+++ Record list

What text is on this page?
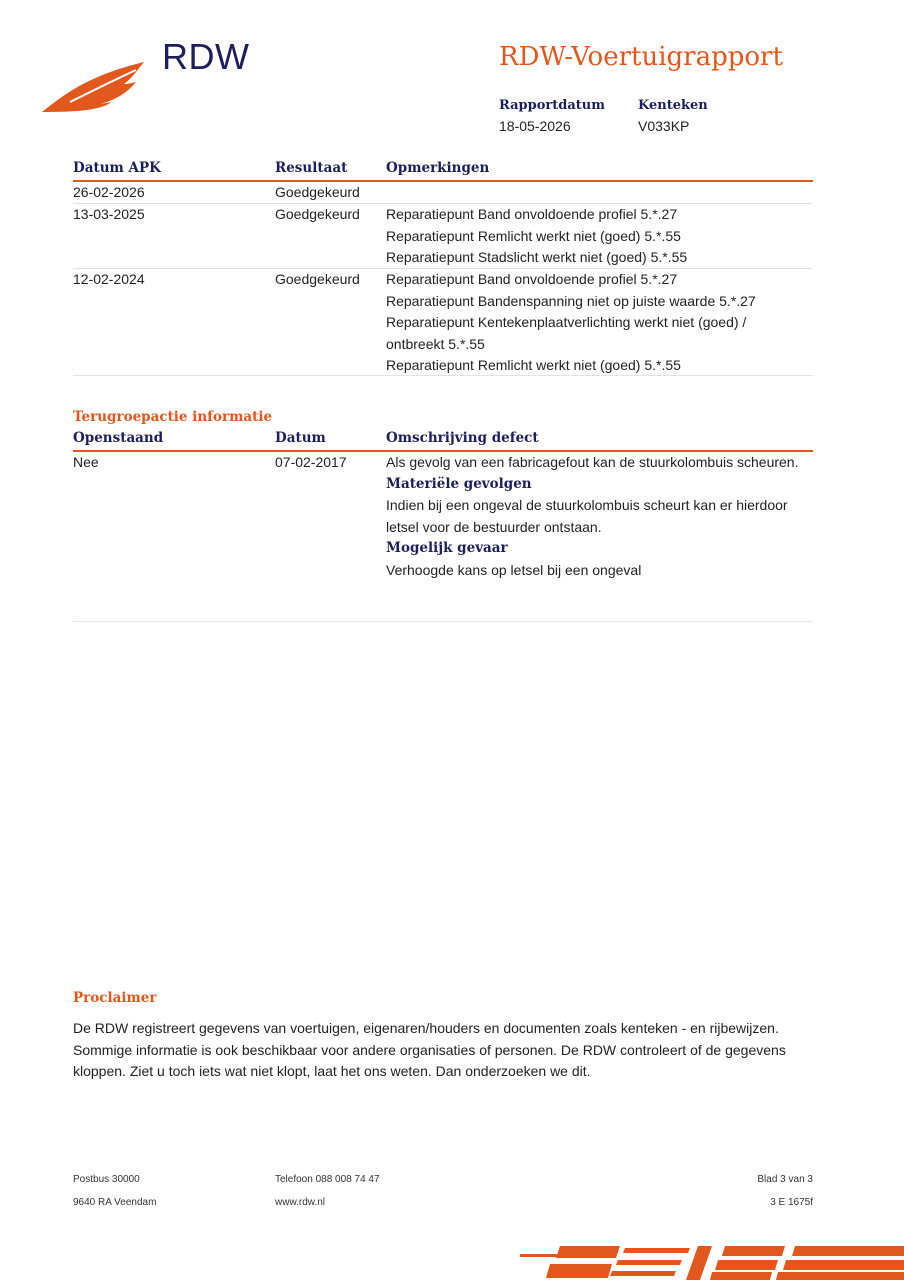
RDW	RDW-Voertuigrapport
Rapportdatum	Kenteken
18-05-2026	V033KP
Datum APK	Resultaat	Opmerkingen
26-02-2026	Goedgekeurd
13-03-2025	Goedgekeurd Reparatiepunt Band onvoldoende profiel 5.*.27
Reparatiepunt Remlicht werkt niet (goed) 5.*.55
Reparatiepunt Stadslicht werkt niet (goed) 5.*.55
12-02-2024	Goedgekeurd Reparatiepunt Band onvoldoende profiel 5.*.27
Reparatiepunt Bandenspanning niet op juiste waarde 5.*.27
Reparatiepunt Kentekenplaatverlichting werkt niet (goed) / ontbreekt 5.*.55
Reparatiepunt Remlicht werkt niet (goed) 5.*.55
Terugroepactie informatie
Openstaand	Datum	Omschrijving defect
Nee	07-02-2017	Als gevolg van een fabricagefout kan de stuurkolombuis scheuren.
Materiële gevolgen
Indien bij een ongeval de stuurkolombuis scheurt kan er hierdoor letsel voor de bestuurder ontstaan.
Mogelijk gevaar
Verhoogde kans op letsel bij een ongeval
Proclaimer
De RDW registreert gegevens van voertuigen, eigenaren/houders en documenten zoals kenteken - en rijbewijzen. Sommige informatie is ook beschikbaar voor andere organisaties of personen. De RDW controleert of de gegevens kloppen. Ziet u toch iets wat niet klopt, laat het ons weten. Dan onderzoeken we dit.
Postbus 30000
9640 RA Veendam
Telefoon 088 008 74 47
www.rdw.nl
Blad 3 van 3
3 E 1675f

++++++

Each line of the data should be quoted exactly, with pictures left out.

### Response to the task
What text is on this page?
RDW	RDW-Voertuigrapport
Rapportdatum	Kenteken
18-05-2026	V033KP
Datum APK	Resultaat	Opmerkingen
26-02-2026	Goedgekeurd
13-03-2025	Goedgekeurd Reparatiepunt Band onvoldoende profiel 5.*.27
Reparatiepunt Remlicht werkt niet (goed) 5.*.55
Reparatiepunt Stadslicht werkt niet (goed) 5.*.55
12-02-2024	Goedgekeurd Reparatiepunt Band onvoldoende profiel 5.*.27
Reparatiepunt Bandenspanning niet op juiste waarde 5.*.27
Reparatiepunt Kentekenplaatverlichting werkt niet (goed) / ontbreekt 5.*.55
Reparatiepunt Remlicht werkt niet (goed) 5.*.55
Terugroepactie informatie
Openstaand	Datum	Omschrijving defect
Nee	07-02-2017	Als gevolg van een fabricagefout kan de stuurkolombuis scheuren.
Materiële gevolgen
Indien bij een ongeval de stuurkolombuis scheurt kan er hierdoor letsel voor de bestuurder ontstaan.
Mogelijk gevaar
Verhoogde kans op letsel bij een ongeval
Proclaimer
De RDW registreert gegevens van voertuigen, eigenaren/houders en documenten zoals kenteken - en rijbewijzen. Sommige informatie is ook beschikbaar voor andere organisaties of personen. De RDW controleert of de gegevens kloppen. Ziet u toch iets wat niet klopt, laat het ons weten. Dan onderzoeken we dit.
Postbus 30000
9640 RA Veendam
Telefoon 088 008 74 47
www.rdw.nl
Blad 3 van 3
3 E 1675f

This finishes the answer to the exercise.